**Task to carry out**
Reproduce the following listing line by line, without any alteration.
--- start of Given records ---
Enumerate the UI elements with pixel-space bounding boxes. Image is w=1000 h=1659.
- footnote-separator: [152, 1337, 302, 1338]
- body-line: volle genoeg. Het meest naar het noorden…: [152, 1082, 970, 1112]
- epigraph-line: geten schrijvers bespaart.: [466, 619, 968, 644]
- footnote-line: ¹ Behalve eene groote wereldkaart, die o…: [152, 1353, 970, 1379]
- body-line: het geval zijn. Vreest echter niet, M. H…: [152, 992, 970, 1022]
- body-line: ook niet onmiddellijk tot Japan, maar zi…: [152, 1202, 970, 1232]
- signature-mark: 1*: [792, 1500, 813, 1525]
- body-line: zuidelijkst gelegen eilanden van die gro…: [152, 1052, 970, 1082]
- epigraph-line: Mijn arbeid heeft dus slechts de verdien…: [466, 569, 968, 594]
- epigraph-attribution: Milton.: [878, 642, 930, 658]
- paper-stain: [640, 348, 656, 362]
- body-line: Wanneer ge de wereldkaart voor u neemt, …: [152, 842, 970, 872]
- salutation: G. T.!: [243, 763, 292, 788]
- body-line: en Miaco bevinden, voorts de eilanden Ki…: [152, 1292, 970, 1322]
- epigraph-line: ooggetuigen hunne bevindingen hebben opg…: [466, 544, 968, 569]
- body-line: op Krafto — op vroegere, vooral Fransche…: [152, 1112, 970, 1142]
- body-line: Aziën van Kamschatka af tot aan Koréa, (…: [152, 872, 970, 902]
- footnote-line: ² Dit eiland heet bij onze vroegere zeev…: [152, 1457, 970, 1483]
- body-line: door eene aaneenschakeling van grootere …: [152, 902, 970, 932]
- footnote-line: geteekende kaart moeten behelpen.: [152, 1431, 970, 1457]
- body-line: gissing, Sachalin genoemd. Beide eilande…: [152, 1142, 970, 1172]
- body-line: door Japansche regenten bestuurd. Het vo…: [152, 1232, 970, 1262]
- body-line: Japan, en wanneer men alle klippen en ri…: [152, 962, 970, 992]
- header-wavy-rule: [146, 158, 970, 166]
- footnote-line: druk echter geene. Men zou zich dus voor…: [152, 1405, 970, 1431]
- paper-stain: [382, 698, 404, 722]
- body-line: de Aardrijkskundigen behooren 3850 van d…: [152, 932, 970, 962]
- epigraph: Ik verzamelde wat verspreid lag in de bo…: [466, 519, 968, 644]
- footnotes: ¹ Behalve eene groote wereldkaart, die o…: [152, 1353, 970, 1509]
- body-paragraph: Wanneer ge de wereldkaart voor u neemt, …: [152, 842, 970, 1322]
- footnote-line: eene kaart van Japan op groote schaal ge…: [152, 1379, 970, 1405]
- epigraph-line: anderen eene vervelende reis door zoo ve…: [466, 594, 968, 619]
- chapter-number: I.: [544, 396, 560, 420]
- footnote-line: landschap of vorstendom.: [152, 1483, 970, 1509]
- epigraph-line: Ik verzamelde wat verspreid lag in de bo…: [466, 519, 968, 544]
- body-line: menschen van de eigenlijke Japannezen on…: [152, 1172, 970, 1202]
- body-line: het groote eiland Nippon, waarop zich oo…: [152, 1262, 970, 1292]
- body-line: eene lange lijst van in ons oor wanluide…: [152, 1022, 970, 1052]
--- end of Given records ---
**Answer to the problem**
Enumerate the UI elements with pixel-space bounding boxes. Image is w=1000 h=1659.
- footnote-separator: [152, 1337, 302, 1338]
- body-line: volle genoeg. Het meest naar het noorden…: [152, 1082, 970, 1112]
- epigraph-line: geten schrijvers bespaart.: [466, 619, 968, 644]
- footnote-line: ¹ Behalve eene groote wereldkaart, die o…: [152, 1353, 970, 1379]
- body-line: het geval zijn. Vreest echter niet, M. H…: [152, 992, 970, 1022]
- body-line: ook niet onmiddellijk tot Japan, maar zi…: [152, 1202, 970, 1232]
- signature-mark: 1*: [792, 1500, 813, 1525]
- body-line: zuidelijkst gelegen eilanden van die gro…: [152, 1052, 970, 1082]
- epigraph-line: Mijn arbeid heeft dus slechts de verdien…: [466, 569, 968, 594]
- epigraph-attribution: Milton.: [878, 642, 930, 658]
- paper-stain: [640, 348, 656, 362]
- body-line: Wanneer ge de wereldkaart voor u neemt, …: [152, 842, 970, 872]
- salutation: G. T.!: [243, 763, 292, 788]
- body-line: en Miaco bevinden, voorts de eilanden Ki…: [152, 1292, 970, 1322]
- epigraph-line: ooggetuigen hunne bevindingen hebben opg…: [466, 544, 968, 569]
- body-line: op Krafto — op vroegere, vooral Fransche…: [152, 1112, 970, 1142]
- body-line: Aziën van Kamschatka af tot aan Koréa, (…: [152, 872, 970, 902]
- footnote-line: ² Dit eiland heet bij onze vroegere zeev…: [152, 1457, 970, 1483]
- body-line: door eene aaneenschakeling van grootere …: [152, 902, 970, 932]
- footnote-line: geteekende kaart moeten behelpen.: [152, 1431, 970, 1457]
- body-line: gissing, Sachalin genoemd. Beide eilande…: [152, 1142, 970, 1172]
- body-line: door Japansche regenten bestuurd. Het vo…: [152, 1232, 970, 1262]
- body-line: Japan, en wanneer men alle klippen en ri…: [152, 962, 970, 992]
- header-wavy-rule: [146, 158, 970, 166]
- footnote-line: druk echter geene. Men zou zich dus voor…: [152, 1405, 970, 1431]
- paper-stain: [382, 698, 404, 722]
- body-line: de Aardrijkskundigen behooren 3850 van d…: [152, 932, 970, 962]
- epigraph: Ik verzamelde wat verspreid lag in de bo…: [466, 519, 968, 644]
- footnotes: ¹ Behalve eene groote wereldkaart, die o…: [152, 1353, 970, 1509]
- body-paragraph: Wanneer ge de wereldkaart voor u neemt, …: [152, 842, 970, 1322]
- footnote-line: eene kaart van Japan op groote schaal ge…: [152, 1379, 970, 1405]
- epigraph-line: anderen eene vervelende reis door zoo ve…: [466, 594, 968, 619]
- chapter-number: I.: [544, 396, 560, 420]
- footnote-line: landschap of vorstendom.: [152, 1483, 970, 1509]
- epigraph-line: Ik verzamelde wat verspreid lag in de bo…: [466, 519, 968, 544]
- body-line: menschen van de eigenlijke Japannezen on…: [152, 1172, 970, 1202]
- body-line: het groote eiland Nippon, waarop zich oo…: [152, 1262, 970, 1292]
- body-line: eene lange lijst van in ons oor wanluide…: [152, 1022, 970, 1052]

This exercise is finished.